## What is being asked
Below are records; work out how many of their lines contain "this" and give only that number.

** START **

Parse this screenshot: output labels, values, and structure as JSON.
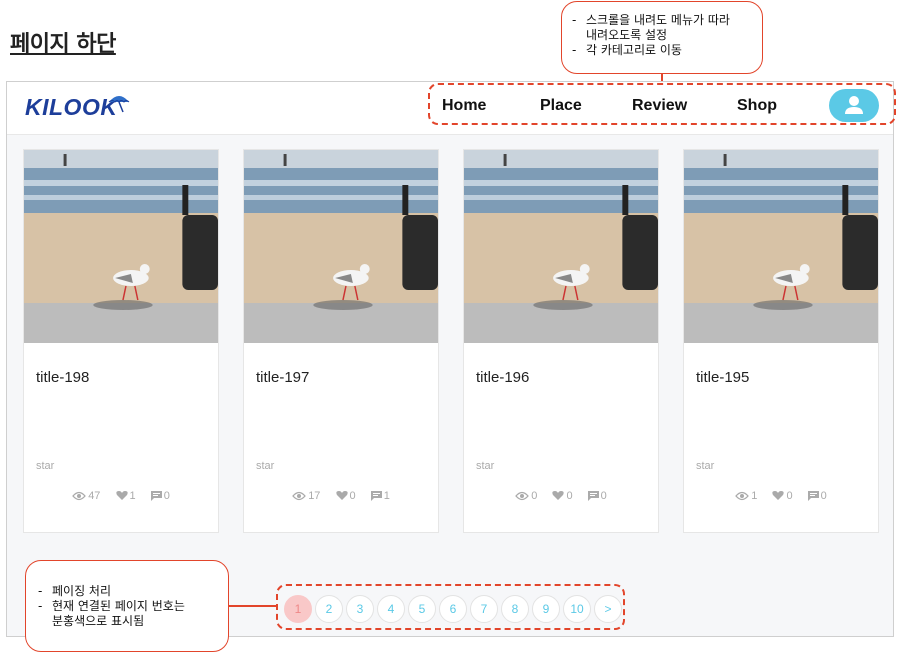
{
  "page_heading": "페이지 하단",
  "navbar": {
    "logo": "KILOOK",
    "items": [
      "Home",
      "Place",
      "Review",
      "Shop"
    ]
  },
  "cards": [
    {
      "title": "title-198",
      "subtitle": "star",
      "views": "47",
      "likes": "1",
      "comments": "0"
    },
    {
      "title": "title-197",
      "subtitle": "star",
      "views": "17",
      "likes": "0",
      "comments": "1"
    },
    {
      "title": "title-196",
      "subtitle": "star",
      "views": "0",
      "likes": "0",
      "comments": "0"
    },
    {
      "title": "title-195",
      "subtitle": "star",
      "views": "1",
      "likes": "0",
      "comments": "0"
    }
  ],
  "pagination": {
    "pages": [
      "1",
      "2",
      "3",
      "4",
      "5",
      "6",
      "7",
      "8",
      "9",
      "10"
    ],
    "next": ">",
    "current": "1"
  },
  "annotations": {
    "top": [
      "스크롤을 내려도 메뉴가 따라\n내려오도록 설정",
      "각 카테고리로 이동"
    ],
    "bottom": [
      "페이징 처리",
      "현재 연결된 페이지 번호는\n분홍색으로 표시됨"
    ]
  },
  "colors": {
    "accent": "#5bc9e6",
    "active_page": "#f9c8c8",
    "annotation": "#e2452b",
    "logo": "#1d3e9a"
  }
}
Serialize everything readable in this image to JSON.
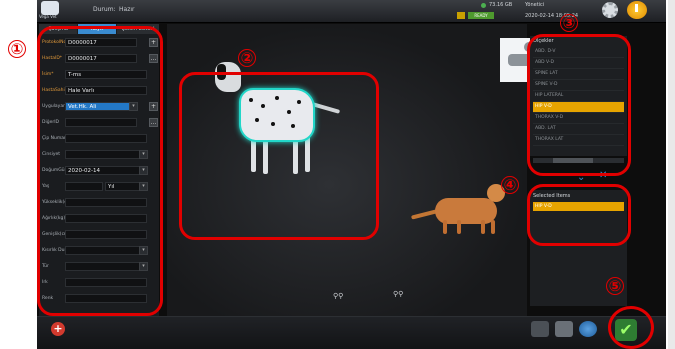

** END **

## Task solution
2